#### Input for this task

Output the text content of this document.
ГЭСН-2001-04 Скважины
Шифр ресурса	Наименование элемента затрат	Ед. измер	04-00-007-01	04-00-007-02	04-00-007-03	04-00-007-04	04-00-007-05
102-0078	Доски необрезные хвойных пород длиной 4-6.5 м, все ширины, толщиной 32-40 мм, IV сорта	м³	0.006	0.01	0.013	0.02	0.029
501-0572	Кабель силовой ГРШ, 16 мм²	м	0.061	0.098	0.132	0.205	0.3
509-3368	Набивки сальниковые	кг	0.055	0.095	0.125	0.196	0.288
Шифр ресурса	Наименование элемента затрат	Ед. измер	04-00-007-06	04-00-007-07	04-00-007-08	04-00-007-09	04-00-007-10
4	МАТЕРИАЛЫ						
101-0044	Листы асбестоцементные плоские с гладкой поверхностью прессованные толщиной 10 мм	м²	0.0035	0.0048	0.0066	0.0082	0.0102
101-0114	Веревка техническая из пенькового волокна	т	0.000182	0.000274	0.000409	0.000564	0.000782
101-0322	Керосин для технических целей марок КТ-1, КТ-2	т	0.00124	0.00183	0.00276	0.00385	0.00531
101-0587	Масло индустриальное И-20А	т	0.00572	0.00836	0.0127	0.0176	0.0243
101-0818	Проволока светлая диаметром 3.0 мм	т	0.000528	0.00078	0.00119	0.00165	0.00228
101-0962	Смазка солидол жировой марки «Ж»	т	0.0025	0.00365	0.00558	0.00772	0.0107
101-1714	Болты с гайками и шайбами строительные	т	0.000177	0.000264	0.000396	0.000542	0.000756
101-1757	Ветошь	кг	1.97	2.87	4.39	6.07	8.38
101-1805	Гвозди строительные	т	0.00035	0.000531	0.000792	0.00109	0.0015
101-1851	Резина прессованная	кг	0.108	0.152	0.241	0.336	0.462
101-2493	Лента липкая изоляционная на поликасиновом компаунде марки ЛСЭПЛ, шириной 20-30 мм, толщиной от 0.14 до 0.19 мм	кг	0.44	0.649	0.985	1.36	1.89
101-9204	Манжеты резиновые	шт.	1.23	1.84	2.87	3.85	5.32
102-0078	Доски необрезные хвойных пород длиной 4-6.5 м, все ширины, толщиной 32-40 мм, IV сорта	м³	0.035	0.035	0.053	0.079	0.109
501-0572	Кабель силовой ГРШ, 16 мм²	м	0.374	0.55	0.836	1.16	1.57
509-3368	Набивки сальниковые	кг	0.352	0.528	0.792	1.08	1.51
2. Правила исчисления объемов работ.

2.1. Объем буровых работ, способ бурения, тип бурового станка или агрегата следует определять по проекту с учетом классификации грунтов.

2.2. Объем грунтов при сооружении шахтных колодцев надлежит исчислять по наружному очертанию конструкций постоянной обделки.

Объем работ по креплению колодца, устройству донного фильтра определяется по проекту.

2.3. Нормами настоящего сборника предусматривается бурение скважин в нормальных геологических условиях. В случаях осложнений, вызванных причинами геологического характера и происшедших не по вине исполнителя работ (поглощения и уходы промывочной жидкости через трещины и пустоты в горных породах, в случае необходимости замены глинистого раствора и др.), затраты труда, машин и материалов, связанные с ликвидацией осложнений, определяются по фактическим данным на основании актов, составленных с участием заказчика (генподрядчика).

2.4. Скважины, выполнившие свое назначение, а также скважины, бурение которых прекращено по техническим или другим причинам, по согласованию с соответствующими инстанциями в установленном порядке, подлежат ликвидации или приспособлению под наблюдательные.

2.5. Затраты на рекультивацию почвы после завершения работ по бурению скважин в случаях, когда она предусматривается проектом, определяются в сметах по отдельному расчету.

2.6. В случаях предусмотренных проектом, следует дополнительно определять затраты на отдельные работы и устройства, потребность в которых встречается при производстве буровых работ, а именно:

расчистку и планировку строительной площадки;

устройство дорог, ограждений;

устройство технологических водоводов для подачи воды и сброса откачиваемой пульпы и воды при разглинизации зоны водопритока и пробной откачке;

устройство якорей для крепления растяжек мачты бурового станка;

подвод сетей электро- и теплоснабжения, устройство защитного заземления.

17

########

What the exercise asks: Transcribe every entry word for word.

Result for this task:
Output the text content of this document.
ГЭСН-2001-04 Скважины
Шифр ресурса	Наименование элемента затрат	Ед. измер	04-00-007-01	04-00-007-02	04-00-007-03	04-00-007-04	04-00-007-05
102-0078	Доски необрезные хвойных пород длиной 4-6.5 м, все ширины, толщиной 32-40 мм, IV сорта	м³	0.006	0.01	0.013	0.02	0.029
501-0572	Кабель силовой ГРШ, 16 мм²	м	0.061	0.098	0.132	0.205	0.3
509-3368	Набивки сальниковые	кг	0.055	0.095	0.125	0.196	0.288
Шифр ресурса	Наименование элемента затрат	Ед. измер	04-00-007-06	04-00-007-07	04-00-007-08	04-00-007-09	04-00-007-10
4	МАТЕРИАЛЫ						
101-0044	Листы асбестоцементные плоские с гладкой поверхностью прессованные толщиной 10 мм	м²	0.0035	0.0048	0.0066	0.0082	0.0102
101-0114	Веревка техническая из пенькового волокна	т	0.000182	0.000274	0.000409	0.000564	0.000782
101-0322	Керосин для технических целей марок КТ-1, КТ-2	т	0.00124	0.00183	0.00276	0.00385	0.00531
101-0587	Масло индустриальное И-20А	т	0.00572	0.00836	0.0127	0.0176	0.0243
101-0818	Проволока светлая диаметром 3.0 мм	т	0.000528	0.00078	0.00119	0.00165	0.00228
101-0962	Смазка солидол жировой марки «Ж»	т	0.0025	0.00365	0.00558	0.00772	0.0107
101-1714	Болты с гайками и шайбами строительные	т	0.000177	0.000264	0.000396	0.000542	0.000756
101-1757	Ветошь	кг	1.97	2.87	4.39	6.07	8.38
101-1805	Гвозди строительные	т	0.00035	0.000531	0.000792	0.00109	0.0015
101-1851	Резина прессованная	кг	0.108	0.152	0.241	0.336	0.462
101-2493	Лента липкая изоляционная на поликасиновом компаунде марки ЛСЭПЛ, шириной 20-30 мм, толщиной от 0.14 до 0.19 мм	кг	0.44	0.649	0.985	1.36	1.89
101-9204	Манжеты резиновые	шт.	1.23	1.84	2.87	3.85	5.32
102-0078	Доски необрезные хвойных пород длиной 4-6.5 м, все ширины, толщиной 32-40 мм, IV сорта	м³	0.035	0.035	0.053	0.079	0.109
501-0572	Кабель силовой ГРШ, 16 мм²	м	0.374	0.55	0.836	1.16	1.57
509-3368	Набивки сальниковые	кг	0.352	0.528	0.792	1.08	1.51
2. Правила исчисления объемов работ.

2.1. Объем буровых работ, способ бурения, тип бурового станка или агрегата следует определять по проекту с учетом классификации грунтов.

2.2. Объем грунтов при сооружении шахтных колодцев надлежит исчислять по наружному очертанию конструкций постоянной обделки.

Объем работ по креплению колодца, устройству донного фильтра определяется по проекту.

2.3. Нормами настоящего сборника предусматривается бурение скважин в нормальных геологических условиях. В случаях осложнений, вызванных причинами геологического характера и происшедших не по вине исполнителя работ (поглощения и уходы промывочной жидкости через трещины и пустоты в горных породах, в случае необходимости замены глинистого раствора и др.), затраты труда, машин и материалов, связанные с ликвидацией осложнений, определяются по фактическим данным на основании актов, составленных с участием заказчика (генподрядчика).

2.4. Скважины, выполнившие свое назначение, а также скважины, бурение которых прекращено по техническим или другим причинам, по согласованию с соответствующими инстанциями в установленном порядке, подлежат ликвидации или приспособлению под наблюдательные.

2.5. Затраты на рекультивацию почвы после завершения работ по бурению скважин в случаях, когда она предусматривается проектом, определяются в сметах по отдельному расчету.

2.6. В случаях предусмотренных проектом, следует дополнительно определять затраты на отдельные работы и устройства, потребность в которых встречается при производстве буровых работ, а именно:

расчистку и планировку строительной площадки;

устройство дорог, ограждений;

устройство технологических водоводов для подачи воды и сброса откачиваемой пульпы и воды при разглинизации зоны водопритока и пробной откачке;

устройство якорей для крепления растяжек мачты бурового станка;

подвод сетей электро- и теплоснабжения, устройство защитного заземления.

17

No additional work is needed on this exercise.